Stored data:
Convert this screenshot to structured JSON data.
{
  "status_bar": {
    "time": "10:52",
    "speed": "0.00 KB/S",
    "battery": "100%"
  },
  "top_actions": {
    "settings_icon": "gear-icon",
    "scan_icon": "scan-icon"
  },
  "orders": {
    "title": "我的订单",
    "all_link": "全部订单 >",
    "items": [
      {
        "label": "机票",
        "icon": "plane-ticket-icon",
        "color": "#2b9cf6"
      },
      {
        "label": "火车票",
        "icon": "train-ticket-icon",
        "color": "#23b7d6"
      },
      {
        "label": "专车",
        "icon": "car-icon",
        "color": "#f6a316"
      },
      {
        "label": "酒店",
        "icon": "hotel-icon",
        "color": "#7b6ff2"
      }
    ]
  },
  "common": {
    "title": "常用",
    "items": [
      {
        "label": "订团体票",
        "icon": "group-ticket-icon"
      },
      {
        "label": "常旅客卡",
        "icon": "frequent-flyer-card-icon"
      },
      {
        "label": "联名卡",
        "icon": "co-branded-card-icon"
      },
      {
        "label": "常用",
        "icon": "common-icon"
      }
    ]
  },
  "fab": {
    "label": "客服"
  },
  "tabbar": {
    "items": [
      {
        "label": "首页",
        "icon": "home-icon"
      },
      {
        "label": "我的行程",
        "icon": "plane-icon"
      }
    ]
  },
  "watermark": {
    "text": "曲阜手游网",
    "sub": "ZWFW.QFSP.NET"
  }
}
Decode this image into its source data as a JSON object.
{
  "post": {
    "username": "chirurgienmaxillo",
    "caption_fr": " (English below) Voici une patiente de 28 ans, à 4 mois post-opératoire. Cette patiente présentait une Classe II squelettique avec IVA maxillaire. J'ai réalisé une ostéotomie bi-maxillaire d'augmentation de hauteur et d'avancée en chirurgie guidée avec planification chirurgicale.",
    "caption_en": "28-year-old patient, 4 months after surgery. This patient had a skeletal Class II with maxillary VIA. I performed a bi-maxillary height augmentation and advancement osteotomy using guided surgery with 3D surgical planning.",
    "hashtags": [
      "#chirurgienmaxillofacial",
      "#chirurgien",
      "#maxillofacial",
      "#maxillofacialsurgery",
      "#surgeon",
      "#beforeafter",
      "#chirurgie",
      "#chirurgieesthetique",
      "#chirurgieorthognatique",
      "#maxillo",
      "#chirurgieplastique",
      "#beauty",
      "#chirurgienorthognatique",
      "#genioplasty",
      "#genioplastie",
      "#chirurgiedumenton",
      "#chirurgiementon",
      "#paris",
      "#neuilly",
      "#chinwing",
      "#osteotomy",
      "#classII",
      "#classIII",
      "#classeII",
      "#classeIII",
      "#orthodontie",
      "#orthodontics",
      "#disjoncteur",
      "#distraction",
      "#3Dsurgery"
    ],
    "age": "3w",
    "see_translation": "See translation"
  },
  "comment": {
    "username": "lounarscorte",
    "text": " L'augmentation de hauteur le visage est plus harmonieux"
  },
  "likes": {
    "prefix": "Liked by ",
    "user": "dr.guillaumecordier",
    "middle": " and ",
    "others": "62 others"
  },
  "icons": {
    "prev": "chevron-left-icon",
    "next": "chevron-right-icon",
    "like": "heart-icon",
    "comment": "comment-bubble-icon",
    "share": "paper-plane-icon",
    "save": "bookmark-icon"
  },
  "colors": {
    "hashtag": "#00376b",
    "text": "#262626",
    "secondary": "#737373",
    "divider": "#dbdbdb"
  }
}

--

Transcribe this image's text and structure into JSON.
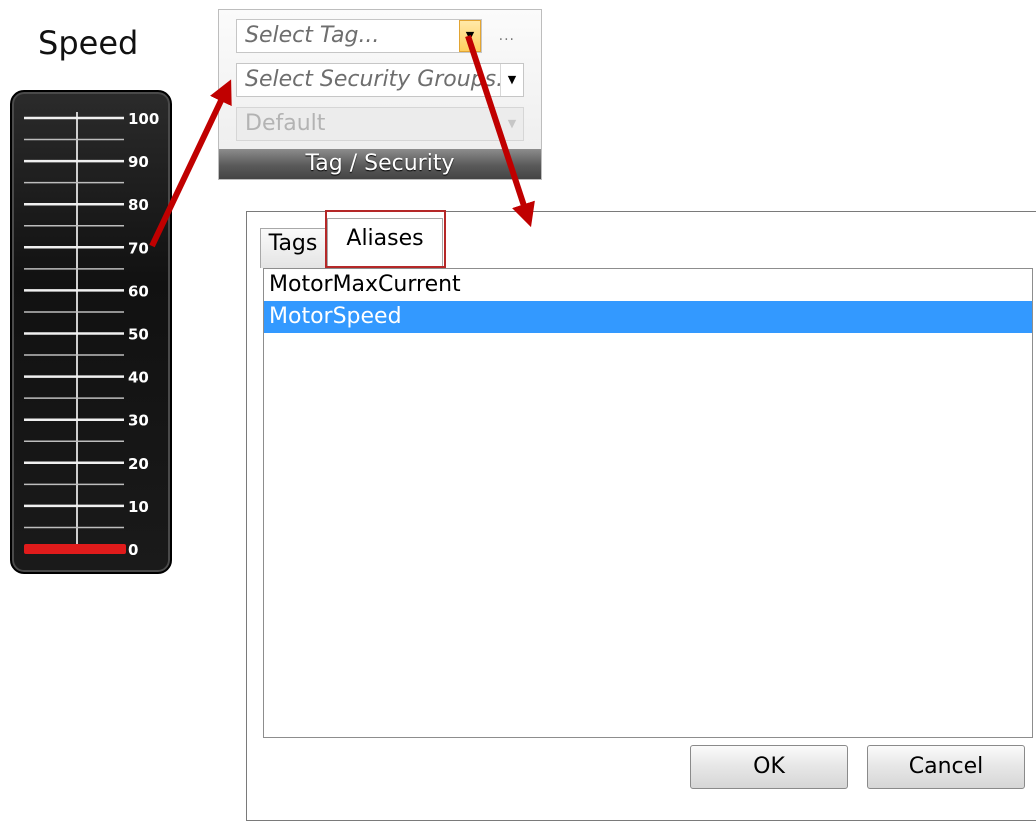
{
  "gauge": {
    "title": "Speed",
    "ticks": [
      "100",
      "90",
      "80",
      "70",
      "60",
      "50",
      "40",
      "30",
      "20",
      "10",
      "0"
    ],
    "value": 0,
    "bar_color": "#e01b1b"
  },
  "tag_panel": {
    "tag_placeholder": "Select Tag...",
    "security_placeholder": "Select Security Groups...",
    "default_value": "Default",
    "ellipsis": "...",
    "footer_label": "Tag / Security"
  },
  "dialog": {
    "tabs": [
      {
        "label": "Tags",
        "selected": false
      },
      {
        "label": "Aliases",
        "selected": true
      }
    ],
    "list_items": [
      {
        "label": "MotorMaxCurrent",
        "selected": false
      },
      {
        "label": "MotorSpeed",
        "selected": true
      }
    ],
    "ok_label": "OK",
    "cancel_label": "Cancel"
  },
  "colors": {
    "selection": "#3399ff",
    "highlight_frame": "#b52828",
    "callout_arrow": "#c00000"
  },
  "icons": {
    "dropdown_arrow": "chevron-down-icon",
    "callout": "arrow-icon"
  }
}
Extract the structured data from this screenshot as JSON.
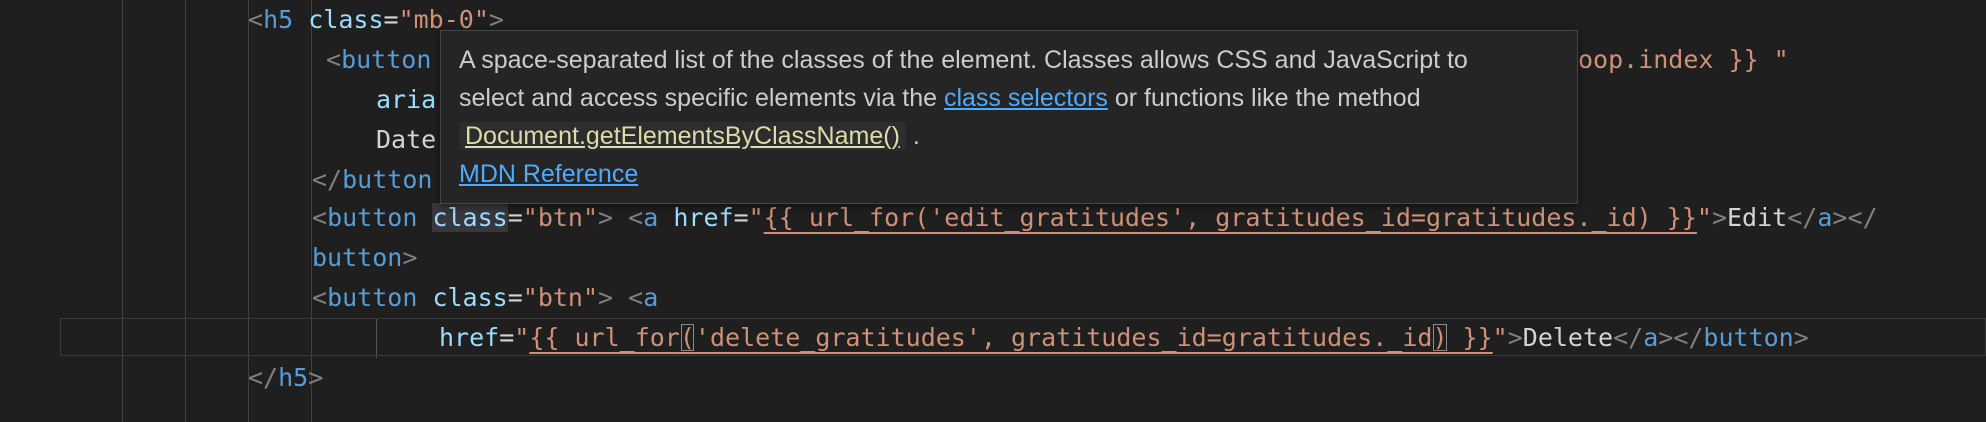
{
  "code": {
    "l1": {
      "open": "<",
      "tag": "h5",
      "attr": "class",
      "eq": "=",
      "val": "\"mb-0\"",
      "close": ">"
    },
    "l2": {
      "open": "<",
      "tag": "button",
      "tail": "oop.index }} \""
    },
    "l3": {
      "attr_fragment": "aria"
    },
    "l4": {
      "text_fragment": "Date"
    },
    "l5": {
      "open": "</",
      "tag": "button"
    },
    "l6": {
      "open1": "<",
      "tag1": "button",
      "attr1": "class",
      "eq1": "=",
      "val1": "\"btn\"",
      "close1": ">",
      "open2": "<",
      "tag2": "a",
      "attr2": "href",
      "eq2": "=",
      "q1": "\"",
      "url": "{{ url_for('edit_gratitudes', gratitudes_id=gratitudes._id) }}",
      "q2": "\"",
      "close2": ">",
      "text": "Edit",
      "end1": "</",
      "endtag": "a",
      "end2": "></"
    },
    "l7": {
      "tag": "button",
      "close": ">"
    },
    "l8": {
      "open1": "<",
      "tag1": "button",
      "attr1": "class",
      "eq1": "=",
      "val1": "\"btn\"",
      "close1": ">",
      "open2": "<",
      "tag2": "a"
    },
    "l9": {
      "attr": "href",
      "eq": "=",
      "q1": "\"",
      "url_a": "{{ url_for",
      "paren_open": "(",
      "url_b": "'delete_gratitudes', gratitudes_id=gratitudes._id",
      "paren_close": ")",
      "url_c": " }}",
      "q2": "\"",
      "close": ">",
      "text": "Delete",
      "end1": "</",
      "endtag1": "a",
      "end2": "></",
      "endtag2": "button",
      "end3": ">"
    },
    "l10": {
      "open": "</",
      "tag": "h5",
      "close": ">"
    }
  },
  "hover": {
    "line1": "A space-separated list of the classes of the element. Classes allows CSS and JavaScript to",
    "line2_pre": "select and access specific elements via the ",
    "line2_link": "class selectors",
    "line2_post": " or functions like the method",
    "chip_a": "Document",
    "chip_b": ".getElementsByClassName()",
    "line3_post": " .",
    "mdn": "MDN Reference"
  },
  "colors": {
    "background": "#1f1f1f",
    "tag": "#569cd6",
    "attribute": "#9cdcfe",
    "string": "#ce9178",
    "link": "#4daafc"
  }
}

* * *

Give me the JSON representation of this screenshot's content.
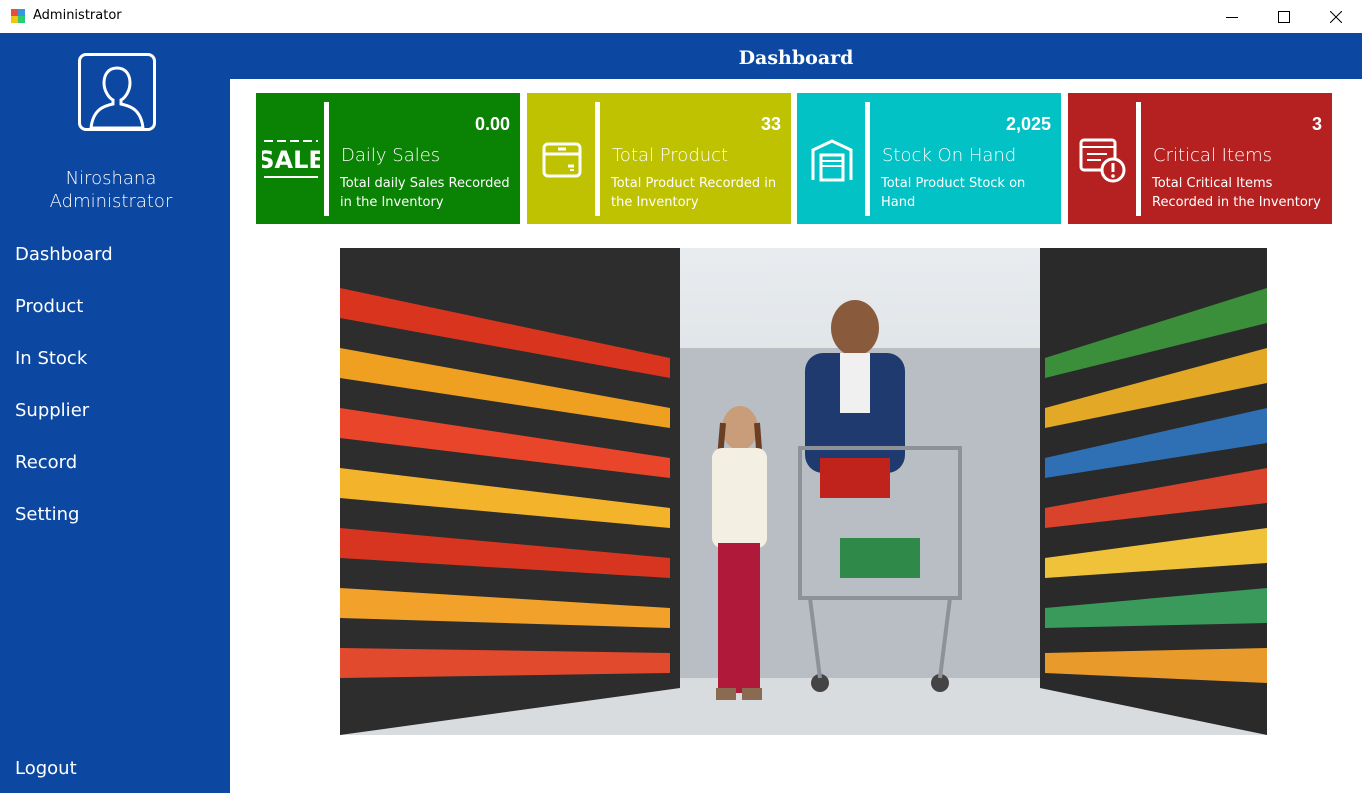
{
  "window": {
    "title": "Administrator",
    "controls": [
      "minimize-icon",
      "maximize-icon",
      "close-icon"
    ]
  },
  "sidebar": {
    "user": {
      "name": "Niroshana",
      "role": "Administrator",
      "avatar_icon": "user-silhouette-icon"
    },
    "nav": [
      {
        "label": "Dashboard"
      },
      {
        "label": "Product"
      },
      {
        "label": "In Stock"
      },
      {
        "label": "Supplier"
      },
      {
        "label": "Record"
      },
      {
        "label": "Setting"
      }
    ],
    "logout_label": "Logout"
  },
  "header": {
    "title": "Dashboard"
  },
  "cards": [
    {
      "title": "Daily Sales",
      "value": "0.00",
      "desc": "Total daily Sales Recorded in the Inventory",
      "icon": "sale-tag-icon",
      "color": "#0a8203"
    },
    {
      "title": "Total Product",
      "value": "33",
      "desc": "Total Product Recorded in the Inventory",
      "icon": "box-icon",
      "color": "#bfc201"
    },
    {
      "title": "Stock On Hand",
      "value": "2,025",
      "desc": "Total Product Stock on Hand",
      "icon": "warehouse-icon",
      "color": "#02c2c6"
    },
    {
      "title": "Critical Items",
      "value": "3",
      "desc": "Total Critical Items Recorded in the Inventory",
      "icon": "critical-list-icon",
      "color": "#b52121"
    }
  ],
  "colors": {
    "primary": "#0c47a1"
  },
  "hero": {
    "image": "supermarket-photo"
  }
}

What you will do: Gather all lines from the listing above in which "plane" occurs.

Problem solution:
        "icon": "plane-ticket-icon",
        "icon": "plane-icon"
    "share": "paper-plane-icon",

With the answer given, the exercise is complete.